*Aim of the task*.
Find how many lines in the data below include the word "backward", then write only that number.

-=-=-

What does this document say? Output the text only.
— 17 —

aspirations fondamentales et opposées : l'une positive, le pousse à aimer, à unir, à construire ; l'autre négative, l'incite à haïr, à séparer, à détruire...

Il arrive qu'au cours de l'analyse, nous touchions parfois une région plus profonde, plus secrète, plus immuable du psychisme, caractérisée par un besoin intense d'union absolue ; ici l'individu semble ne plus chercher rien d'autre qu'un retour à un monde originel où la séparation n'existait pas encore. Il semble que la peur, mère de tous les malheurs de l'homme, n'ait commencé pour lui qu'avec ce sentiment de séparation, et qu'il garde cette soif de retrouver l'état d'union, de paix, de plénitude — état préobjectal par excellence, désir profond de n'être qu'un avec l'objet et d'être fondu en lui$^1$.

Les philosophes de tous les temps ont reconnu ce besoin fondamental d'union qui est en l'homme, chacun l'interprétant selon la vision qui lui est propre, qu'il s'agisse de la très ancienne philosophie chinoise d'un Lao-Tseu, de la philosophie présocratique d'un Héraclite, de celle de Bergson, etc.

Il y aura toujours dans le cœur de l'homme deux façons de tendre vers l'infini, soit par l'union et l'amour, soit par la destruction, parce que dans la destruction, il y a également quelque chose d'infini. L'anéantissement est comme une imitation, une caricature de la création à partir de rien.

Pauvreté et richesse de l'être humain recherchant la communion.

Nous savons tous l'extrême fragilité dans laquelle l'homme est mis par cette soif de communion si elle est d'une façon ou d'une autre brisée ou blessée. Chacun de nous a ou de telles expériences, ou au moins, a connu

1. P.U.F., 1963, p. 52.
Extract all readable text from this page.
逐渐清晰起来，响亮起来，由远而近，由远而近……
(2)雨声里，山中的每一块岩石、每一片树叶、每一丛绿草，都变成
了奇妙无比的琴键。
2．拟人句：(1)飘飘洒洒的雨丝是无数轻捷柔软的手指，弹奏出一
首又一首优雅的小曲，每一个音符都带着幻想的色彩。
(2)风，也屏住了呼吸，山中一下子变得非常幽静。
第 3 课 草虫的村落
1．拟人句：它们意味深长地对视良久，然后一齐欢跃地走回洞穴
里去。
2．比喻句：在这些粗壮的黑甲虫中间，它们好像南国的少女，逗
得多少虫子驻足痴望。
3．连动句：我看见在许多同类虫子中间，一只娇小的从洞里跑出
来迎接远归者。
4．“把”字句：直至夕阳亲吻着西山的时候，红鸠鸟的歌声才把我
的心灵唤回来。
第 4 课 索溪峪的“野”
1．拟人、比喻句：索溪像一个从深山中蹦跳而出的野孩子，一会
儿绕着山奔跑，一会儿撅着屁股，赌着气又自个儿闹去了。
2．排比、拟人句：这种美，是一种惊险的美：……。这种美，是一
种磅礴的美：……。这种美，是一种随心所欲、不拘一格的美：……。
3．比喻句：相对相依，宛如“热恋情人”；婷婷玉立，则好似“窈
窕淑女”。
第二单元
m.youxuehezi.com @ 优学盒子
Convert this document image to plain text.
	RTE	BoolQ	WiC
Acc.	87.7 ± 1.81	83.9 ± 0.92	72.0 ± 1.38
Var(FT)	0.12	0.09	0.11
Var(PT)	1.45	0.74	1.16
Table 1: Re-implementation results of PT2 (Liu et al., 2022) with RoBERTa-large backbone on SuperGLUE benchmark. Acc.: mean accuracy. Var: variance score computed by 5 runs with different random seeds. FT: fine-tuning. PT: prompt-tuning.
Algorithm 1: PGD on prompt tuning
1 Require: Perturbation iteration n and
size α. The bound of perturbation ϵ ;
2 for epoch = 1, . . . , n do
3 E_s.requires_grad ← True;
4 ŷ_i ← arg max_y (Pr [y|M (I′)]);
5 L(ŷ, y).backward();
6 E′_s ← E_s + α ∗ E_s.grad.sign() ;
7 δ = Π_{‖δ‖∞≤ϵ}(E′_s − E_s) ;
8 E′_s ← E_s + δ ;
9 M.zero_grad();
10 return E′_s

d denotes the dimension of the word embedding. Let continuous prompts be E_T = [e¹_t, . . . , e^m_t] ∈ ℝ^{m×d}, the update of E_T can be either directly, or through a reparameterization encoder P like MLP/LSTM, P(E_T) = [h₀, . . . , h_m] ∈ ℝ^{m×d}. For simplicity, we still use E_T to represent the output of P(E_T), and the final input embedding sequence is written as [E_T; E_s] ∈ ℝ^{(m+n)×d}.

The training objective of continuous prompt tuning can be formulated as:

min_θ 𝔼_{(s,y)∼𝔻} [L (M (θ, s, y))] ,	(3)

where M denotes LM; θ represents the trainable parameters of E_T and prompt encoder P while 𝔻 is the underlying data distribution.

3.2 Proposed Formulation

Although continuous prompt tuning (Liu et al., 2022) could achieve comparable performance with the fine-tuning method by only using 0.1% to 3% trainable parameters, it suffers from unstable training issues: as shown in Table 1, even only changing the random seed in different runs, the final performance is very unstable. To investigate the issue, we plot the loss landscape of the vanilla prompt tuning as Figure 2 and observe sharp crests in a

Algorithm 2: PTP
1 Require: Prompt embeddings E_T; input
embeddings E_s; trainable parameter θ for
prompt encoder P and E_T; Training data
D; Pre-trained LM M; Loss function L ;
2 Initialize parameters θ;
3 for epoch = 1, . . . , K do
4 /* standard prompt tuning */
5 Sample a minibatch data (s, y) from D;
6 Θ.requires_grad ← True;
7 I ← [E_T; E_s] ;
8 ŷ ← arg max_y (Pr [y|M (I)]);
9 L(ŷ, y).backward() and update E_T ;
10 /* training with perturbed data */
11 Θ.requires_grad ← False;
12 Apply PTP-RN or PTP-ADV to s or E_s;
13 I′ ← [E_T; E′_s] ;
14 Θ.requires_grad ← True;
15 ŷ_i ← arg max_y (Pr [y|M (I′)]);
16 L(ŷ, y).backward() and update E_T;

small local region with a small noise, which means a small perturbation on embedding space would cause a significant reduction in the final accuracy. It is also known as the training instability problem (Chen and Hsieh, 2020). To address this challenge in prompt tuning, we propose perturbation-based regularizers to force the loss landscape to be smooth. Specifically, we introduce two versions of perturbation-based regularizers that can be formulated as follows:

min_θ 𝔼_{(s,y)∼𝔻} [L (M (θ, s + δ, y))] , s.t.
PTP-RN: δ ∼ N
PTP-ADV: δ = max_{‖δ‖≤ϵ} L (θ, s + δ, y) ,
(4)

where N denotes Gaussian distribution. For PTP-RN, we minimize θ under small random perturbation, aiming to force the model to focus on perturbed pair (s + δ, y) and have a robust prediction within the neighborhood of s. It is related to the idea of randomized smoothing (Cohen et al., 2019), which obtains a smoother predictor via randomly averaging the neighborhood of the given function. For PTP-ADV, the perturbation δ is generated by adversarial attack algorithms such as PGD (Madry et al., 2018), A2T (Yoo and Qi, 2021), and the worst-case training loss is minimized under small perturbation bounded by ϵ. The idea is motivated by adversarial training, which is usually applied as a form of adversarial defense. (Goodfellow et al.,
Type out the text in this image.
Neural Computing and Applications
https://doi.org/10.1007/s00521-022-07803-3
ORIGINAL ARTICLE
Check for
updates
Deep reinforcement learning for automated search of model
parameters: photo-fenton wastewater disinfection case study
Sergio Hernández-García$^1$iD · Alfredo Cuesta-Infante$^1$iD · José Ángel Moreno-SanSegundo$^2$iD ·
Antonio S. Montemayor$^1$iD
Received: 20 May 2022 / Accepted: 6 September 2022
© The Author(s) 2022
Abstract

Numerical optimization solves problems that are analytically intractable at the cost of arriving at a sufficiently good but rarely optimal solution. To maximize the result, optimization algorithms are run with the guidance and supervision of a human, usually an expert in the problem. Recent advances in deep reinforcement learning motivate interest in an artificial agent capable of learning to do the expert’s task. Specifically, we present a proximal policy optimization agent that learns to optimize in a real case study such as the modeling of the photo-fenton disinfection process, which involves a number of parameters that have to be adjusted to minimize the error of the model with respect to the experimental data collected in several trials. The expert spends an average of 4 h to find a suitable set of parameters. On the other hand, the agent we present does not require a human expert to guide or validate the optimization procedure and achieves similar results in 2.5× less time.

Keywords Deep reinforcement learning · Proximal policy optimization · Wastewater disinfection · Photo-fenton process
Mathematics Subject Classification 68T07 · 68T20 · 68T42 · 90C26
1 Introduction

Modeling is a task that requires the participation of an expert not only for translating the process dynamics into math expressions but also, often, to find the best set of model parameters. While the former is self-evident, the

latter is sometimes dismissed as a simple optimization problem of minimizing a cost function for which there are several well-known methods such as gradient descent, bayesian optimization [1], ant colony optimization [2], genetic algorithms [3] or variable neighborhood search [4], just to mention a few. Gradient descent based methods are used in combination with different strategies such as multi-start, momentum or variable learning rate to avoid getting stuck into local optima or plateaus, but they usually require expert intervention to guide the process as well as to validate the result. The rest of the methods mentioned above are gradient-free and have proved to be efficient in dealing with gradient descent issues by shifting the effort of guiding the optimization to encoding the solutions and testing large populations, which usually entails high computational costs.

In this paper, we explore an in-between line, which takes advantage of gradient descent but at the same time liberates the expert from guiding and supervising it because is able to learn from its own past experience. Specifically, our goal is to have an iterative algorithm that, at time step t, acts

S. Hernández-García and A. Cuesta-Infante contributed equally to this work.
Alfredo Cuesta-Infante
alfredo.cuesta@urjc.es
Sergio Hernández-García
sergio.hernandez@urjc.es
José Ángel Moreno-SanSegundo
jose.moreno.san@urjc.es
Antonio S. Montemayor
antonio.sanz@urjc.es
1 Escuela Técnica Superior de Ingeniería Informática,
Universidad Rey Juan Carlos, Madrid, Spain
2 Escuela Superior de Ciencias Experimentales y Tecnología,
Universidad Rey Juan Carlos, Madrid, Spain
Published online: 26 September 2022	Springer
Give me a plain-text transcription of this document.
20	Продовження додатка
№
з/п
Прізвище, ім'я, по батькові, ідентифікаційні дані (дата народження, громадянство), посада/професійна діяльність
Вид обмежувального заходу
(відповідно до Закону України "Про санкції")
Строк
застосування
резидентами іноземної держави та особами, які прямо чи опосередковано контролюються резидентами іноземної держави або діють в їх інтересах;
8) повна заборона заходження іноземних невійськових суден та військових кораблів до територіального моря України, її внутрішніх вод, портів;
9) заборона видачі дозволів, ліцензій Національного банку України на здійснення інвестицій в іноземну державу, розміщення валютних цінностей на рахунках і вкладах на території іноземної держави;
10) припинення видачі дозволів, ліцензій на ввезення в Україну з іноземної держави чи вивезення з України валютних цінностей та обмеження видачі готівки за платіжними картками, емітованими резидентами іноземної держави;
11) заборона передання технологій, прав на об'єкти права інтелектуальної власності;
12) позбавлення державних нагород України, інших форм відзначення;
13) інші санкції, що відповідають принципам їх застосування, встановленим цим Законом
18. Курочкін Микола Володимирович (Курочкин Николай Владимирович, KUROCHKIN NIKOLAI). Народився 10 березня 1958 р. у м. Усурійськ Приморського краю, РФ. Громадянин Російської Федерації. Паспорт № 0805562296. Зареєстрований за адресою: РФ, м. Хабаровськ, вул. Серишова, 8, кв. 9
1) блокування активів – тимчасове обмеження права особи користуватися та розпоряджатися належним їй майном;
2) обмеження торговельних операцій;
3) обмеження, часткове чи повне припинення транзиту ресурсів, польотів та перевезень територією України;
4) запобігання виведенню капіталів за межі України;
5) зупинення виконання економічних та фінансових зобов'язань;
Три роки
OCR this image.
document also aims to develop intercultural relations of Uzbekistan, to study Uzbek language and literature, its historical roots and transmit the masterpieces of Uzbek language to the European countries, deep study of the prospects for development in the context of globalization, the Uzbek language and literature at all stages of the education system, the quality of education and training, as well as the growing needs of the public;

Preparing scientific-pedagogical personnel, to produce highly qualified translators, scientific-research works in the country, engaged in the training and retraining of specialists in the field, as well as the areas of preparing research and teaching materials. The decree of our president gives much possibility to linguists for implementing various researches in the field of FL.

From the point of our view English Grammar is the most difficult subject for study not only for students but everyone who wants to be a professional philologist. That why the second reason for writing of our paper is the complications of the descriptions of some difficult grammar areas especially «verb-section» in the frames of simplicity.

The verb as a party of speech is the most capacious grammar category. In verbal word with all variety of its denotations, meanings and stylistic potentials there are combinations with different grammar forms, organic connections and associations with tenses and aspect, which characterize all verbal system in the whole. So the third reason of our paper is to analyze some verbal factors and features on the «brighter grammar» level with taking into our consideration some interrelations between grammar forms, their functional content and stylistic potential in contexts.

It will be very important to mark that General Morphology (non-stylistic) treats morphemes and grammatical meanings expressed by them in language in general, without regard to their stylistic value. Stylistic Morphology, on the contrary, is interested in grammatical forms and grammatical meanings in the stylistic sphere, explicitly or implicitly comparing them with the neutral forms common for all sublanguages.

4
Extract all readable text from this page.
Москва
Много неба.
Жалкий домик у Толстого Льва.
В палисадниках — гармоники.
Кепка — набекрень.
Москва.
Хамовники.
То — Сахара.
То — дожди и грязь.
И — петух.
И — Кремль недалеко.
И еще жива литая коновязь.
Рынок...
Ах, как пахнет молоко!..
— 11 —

-=-=-

*Response to the task*.
3